(Entries taken from a collection)

-- BEGIN --

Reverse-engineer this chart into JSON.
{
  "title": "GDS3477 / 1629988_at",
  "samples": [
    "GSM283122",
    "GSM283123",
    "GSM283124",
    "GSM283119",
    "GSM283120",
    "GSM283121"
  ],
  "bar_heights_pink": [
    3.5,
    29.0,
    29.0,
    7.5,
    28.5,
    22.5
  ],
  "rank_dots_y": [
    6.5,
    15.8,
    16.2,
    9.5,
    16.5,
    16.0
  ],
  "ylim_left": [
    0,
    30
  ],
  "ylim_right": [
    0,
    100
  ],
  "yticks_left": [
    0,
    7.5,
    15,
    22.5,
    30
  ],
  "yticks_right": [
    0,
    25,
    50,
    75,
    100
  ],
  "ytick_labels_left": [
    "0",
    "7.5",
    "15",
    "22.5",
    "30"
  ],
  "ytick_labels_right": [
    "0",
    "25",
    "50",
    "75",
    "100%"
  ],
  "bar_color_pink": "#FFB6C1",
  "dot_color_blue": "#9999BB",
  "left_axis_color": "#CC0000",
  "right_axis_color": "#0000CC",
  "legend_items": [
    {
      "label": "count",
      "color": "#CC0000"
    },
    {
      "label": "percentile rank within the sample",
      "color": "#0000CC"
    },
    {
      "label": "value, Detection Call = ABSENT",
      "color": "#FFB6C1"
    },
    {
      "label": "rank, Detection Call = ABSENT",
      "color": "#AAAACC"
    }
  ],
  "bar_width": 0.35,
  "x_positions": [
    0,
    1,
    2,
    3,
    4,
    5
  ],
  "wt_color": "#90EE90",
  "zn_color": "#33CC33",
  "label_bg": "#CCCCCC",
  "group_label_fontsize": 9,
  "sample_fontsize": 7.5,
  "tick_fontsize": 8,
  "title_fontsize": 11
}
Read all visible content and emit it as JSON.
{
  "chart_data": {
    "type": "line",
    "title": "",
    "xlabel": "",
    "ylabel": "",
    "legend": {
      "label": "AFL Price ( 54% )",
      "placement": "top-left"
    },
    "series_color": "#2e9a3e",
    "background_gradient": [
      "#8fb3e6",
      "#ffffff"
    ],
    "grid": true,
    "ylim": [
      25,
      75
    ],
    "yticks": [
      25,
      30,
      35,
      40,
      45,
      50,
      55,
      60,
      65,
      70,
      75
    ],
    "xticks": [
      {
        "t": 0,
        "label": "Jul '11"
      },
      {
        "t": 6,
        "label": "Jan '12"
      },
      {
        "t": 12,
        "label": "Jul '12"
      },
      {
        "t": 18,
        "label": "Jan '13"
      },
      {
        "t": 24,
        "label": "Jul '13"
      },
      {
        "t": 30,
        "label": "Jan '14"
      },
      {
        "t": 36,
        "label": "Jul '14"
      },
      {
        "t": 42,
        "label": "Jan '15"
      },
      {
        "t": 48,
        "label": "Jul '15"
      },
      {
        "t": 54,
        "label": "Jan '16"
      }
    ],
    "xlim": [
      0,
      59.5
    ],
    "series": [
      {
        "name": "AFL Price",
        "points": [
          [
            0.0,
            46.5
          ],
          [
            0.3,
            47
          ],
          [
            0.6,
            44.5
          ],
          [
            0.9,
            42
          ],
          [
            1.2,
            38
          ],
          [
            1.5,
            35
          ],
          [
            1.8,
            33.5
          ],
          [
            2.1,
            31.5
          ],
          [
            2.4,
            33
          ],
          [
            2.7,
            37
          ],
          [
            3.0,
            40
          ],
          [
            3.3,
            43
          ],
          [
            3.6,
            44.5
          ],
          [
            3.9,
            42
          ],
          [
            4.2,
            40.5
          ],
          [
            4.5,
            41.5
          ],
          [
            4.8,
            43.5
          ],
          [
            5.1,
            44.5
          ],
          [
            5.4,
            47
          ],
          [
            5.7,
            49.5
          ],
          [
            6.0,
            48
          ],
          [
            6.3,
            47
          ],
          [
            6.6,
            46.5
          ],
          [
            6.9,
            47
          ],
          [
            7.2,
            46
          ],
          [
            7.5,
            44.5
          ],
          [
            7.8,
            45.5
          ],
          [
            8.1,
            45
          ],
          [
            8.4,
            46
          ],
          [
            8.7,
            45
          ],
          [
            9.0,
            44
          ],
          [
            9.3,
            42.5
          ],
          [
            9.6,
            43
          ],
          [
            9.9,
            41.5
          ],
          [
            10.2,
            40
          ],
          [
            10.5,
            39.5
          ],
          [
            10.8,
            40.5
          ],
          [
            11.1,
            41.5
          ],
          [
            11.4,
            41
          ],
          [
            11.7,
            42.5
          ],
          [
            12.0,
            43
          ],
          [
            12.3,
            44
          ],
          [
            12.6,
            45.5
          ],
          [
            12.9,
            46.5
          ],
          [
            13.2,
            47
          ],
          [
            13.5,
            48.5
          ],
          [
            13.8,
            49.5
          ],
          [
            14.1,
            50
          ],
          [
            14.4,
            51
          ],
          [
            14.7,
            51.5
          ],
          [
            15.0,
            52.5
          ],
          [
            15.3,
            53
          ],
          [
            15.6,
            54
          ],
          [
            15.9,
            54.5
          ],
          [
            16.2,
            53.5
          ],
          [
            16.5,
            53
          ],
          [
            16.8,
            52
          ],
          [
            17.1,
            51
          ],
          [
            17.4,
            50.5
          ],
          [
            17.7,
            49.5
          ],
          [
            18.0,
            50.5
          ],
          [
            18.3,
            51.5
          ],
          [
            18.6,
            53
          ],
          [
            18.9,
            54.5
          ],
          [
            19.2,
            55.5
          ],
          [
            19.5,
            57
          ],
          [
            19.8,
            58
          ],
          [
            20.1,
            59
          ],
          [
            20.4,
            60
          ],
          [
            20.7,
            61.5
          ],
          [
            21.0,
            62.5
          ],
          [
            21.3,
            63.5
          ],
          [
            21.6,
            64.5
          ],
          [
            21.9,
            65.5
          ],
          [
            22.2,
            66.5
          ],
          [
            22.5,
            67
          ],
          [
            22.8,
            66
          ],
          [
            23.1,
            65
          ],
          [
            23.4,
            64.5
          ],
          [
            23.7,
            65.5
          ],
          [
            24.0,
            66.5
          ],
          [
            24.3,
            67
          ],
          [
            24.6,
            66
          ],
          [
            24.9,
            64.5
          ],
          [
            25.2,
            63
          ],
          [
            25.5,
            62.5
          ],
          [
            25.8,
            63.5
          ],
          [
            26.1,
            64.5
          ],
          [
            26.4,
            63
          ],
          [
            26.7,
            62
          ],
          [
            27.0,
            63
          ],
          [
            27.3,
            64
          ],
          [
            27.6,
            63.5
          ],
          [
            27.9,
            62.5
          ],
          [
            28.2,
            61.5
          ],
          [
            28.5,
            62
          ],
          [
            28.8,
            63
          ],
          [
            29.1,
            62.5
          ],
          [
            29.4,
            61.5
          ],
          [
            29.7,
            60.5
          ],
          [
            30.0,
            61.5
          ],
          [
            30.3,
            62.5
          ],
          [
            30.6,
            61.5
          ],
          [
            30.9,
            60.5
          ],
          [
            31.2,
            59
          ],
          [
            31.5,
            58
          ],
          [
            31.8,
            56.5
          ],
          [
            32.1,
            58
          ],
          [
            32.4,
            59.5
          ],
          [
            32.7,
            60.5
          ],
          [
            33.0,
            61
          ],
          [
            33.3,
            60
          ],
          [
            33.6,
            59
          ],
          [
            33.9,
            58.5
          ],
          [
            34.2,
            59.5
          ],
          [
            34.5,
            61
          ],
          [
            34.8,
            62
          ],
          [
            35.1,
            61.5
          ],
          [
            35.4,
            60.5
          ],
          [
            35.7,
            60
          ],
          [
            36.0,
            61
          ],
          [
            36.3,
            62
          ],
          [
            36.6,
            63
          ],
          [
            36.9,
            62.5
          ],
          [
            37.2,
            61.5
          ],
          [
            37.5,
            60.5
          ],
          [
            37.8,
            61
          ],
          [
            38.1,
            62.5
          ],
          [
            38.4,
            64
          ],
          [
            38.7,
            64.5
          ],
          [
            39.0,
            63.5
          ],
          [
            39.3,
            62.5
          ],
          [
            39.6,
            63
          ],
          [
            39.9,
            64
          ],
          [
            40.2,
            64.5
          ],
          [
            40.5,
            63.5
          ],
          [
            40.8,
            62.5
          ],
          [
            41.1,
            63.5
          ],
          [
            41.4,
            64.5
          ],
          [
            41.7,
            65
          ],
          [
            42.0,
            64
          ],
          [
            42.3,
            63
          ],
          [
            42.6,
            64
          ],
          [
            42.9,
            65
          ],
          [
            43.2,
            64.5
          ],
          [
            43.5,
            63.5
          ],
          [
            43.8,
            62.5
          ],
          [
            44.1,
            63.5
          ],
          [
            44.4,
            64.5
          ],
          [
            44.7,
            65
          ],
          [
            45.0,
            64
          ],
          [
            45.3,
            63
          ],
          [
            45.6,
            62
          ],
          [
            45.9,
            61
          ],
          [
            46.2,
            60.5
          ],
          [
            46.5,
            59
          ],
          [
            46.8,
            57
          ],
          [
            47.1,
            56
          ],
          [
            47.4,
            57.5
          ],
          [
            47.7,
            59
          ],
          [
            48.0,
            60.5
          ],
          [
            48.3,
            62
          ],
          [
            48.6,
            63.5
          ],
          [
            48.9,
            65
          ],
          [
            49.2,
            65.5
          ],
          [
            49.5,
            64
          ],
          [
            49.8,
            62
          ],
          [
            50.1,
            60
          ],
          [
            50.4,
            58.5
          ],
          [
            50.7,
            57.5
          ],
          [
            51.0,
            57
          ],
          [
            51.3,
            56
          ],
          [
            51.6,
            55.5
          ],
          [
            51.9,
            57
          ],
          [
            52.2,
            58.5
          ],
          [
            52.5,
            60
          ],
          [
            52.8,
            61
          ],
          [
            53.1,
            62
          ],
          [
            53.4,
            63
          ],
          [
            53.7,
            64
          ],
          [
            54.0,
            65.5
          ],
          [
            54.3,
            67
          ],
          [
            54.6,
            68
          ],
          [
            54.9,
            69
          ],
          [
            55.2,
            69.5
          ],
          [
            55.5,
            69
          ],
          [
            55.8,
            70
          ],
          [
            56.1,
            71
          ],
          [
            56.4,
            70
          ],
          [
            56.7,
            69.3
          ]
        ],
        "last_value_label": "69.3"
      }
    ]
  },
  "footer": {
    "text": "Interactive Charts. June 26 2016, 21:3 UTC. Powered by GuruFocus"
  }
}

-- END --

• _Required work_: Read through the entries and copy every line that includes "JSON".

• _Answer to the exercise_:
Reverse-engineer this chart into JSON.
Read all visible content and emit it as JSON.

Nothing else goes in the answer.